> [Directions for this task]
Could you return each of the lines below verbatim, in the same order, without changing a single character?

> [Extracted data]
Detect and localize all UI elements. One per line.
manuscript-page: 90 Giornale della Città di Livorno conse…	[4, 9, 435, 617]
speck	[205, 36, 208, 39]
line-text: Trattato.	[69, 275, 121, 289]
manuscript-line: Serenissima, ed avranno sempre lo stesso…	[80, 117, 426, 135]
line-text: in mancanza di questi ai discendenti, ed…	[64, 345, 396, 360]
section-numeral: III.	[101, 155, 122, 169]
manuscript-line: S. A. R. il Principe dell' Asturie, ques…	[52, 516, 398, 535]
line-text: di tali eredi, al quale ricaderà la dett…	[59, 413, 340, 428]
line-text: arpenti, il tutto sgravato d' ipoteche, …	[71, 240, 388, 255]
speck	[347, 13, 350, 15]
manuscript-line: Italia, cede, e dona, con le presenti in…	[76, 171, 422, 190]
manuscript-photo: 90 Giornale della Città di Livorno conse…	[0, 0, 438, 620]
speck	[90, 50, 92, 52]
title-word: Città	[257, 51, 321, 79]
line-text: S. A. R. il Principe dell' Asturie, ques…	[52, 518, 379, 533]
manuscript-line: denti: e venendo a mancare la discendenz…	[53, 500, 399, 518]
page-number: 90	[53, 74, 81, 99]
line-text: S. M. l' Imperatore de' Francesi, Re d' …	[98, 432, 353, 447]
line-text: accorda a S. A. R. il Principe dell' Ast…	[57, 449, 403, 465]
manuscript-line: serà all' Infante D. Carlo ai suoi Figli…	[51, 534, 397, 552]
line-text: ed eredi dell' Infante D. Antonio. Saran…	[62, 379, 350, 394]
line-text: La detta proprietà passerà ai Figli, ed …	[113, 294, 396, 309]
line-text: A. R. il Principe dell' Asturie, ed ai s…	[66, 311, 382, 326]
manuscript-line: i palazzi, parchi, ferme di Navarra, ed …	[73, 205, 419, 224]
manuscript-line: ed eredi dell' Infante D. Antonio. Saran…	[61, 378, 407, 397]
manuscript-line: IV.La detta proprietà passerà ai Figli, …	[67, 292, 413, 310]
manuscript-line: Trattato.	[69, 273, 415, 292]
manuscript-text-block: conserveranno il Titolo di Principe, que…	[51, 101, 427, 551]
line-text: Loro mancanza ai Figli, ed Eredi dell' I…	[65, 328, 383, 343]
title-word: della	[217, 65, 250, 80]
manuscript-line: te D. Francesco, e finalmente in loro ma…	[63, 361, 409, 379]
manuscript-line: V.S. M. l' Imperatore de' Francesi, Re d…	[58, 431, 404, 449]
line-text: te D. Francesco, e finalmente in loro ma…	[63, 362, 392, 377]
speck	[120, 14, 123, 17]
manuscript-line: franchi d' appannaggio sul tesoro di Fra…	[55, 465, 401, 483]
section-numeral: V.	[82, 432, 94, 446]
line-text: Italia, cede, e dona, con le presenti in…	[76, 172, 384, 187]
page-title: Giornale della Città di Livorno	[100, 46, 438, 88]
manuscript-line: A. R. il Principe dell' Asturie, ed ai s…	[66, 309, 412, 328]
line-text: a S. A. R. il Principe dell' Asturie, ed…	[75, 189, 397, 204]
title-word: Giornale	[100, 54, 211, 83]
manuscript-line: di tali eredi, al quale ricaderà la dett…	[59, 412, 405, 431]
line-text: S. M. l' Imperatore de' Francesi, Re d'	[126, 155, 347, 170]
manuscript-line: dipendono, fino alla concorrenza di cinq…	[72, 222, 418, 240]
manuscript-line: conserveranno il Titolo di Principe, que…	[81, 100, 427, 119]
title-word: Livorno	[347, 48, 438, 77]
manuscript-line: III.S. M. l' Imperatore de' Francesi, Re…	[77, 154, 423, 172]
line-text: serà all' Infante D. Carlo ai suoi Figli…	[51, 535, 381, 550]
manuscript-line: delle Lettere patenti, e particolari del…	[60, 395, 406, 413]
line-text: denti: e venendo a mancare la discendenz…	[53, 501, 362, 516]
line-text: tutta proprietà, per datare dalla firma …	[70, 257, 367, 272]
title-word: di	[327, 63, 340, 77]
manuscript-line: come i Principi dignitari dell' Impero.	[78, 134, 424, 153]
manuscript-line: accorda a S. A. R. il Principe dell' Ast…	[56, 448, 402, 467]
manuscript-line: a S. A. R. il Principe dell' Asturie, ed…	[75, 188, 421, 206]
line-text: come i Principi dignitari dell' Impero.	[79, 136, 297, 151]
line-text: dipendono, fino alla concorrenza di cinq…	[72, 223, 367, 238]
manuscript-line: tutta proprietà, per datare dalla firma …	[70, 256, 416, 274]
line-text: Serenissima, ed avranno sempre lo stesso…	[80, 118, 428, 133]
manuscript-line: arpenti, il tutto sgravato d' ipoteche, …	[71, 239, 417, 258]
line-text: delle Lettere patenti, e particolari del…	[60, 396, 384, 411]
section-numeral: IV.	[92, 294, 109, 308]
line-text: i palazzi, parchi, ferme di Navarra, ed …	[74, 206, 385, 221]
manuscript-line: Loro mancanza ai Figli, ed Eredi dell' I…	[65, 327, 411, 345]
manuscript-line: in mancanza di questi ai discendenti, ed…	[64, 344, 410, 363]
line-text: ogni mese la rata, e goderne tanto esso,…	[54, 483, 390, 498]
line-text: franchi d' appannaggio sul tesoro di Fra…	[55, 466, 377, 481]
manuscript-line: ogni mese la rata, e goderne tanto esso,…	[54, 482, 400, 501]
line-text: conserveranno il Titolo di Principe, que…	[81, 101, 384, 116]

> [Response for this exercise]
Detect and localize all UI elements. One per line.
manuscript-page: 90 Giornale della Città di Livorno conse…	[4, 9, 435, 617]
speck	[205, 36, 208, 39]
line-text: Trattato.	[69, 275, 121, 289]
manuscript-line: Serenissima, ed avranno sempre lo stesso…	[80, 117, 426, 135]
line-text: in mancanza di questi ai discendenti, ed…	[64, 345, 396, 360]
section-numeral: III.	[101, 155, 122, 169]
manuscript-line: S. A. R. il Principe dell' Asturie, ques…	[52, 516, 398, 535]
line-text: di tali eredi, al quale ricaderà la dett…	[59, 413, 340, 428]
line-text: arpenti, il tutto sgravato d' ipoteche, …	[71, 240, 388, 255]
speck	[347, 13, 350, 15]
manuscript-line: Italia, cede, e dona, con le presenti in…	[76, 171, 422, 190]
manuscript-photo: 90 Giornale della Città di Livorno conse…	[0, 0, 438, 620]
speck	[90, 50, 92, 52]
title-word: Città	[257, 51, 321, 79]
line-text: S. A. R. il Principe dell' Asturie, ques…	[52, 518, 379, 533]
manuscript-line: denti: e venendo a mancare la discendenz…	[53, 500, 399, 518]
page-number: 90	[53, 74, 81, 99]
line-text: S. M. l' Imperatore de' Francesi, Re d' …	[98, 432, 353, 447]
line-text: accorda a S. A. R. il Principe dell' Ast…	[57, 449, 403, 465]
manuscript-line: serà all' Infante D. Carlo ai suoi Figli…	[51, 534, 397, 552]
line-text: ed eredi dell' Infante D. Antonio. Saran…	[62, 379, 350, 394]
line-text: La detta proprietà passerà ai Figli, ed …	[113, 294, 396, 309]
line-text: A. R. il Principe dell' Asturie, ed ai s…	[66, 311, 382, 326]
manuscript-line: i palazzi, parchi, ferme di Navarra, ed …	[73, 205, 419, 224]
manuscript-line: ed eredi dell' Infante D. Antonio. Saran…	[61, 378, 407, 397]
manuscript-line: IV.La detta proprietà passerà ai Figli, …	[67, 292, 413, 310]
manuscript-line: Trattato.	[69, 273, 415, 292]
manuscript-text-block: conserveranno il Titolo di Principe, que…	[51, 101, 427, 551]
line-text: Loro mancanza ai Figli, ed Eredi dell' I…	[65, 328, 383, 343]
title-word: della	[217, 65, 250, 80]
manuscript-line: te D. Francesco, e finalmente in loro ma…	[63, 361, 409, 379]
manuscript-line: V.S. M. l' Imperatore de' Francesi, Re d…	[58, 431, 404, 449]
line-text: te D. Francesco, e finalmente in loro ma…	[63, 362, 392, 377]
speck	[120, 14, 123, 17]
manuscript-line: franchi d' appannaggio sul tesoro di Fra…	[55, 465, 401, 483]
section-numeral: V.	[82, 432, 94, 446]
line-text: Italia, cede, e dona, con le presenti in…	[76, 172, 384, 187]
page-title: Giornale della Città di Livorno	[100, 46, 438, 88]
manuscript-line: A. R. il Principe dell' Asturie, ed ai s…	[66, 309, 412, 328]
line-text: a S. A. R. il Principe dell' Asturie, ed…	[75, 189, 397, 204]
title-word: Giornale	[100, 54, 211, 83]
manuscript-line: di tali eredi, al quale ricaderà la dett…	[59, 412, 405, 431]
line-text: S. M. l' Imperatore de' Francesi, Re d'	[126, 155, 347, 170]
manuscript-line: dipendono, fino alla concorrenza di cinq…	[72, 222, 418, 240]
manuscript-line: conserveranno il Titolo di Principe, que…	[81, 100, 427, 119]
title-word: Livorno	[347, 48, 438, 77]
manuscript-line: III.S. M. l' Imperatore de' Francesi, Re…	[77, 154, 423, 172]
line-text: serà all' Infante D. Carlo ai suoi Figli…	[51, 535, 381, 550]
manuscript-line: delle Lettere patenti, e particolari del…	[60, 395, 406, 413]
line-text: denti: e venendo a mancare la discendenz…	[53, 501, 362, 516]
line-text: tutta proprietà, per datare dalla firma …	[70, 257, 367, 272]
title-word: di	[327, 63, 340, 77]
manuscript-line: come i Principi dignitari dell' Impero.	[78, 134, 424, 153]
manuscript-line: accorda a S. A. R. il Principe dell' Ast…	[56, 448, 402, 467]
manuscript-line: a S. A. R. il Principe dell' Asturie, ed…	[75, 188, 421, 206]
line-text: come i Principi dignitari dell' Impero.	[79, 136, 297, 151]
line-text: dipendono, fino alla concorrenza di cinq…	[72, 223, 367, 238]
manuscript-line: tutta proprietà, per datare dalla firma …	[70, 256, 416, 274]
line-text: Serenissima, ed avranno sempre lo stesso…	[80, 118, 428, 133]
manuscript-line: arpenti, il tutto sgravato d' ipoteche, …	[71, 239, 417, 258]
line-text: delle Lettere patenti, e particolari del…	[60, 396, 384, 411]
section-numeral: IV.	[92, 294, 109, 308]
line-text: i palazzi, parchi, ferme di Navarra, ed …	[74, 206, 385, 221]
manuscript-line: Loro mancanza ai Figli, ed Eredi dell' I…	[65, 327, 411, 345]
manuscript-line: in mancanza di questi ai discendenti, ed…	[64, 344, 410, 363]
line-text: ogni mese la rata, e goderne tanto esso,…	[54, 483, 390, 498]
line-text: franchi d' appannaggio sul tesoro di Fra…	[55, 466, 377, 481]
manuscript-line: ogni mese la rata, e goderne tanto esso,…	[54, 482, 400, 501]
line-text: conserveranno il Titolo di Principe, que…	[81, 101, 384, 116]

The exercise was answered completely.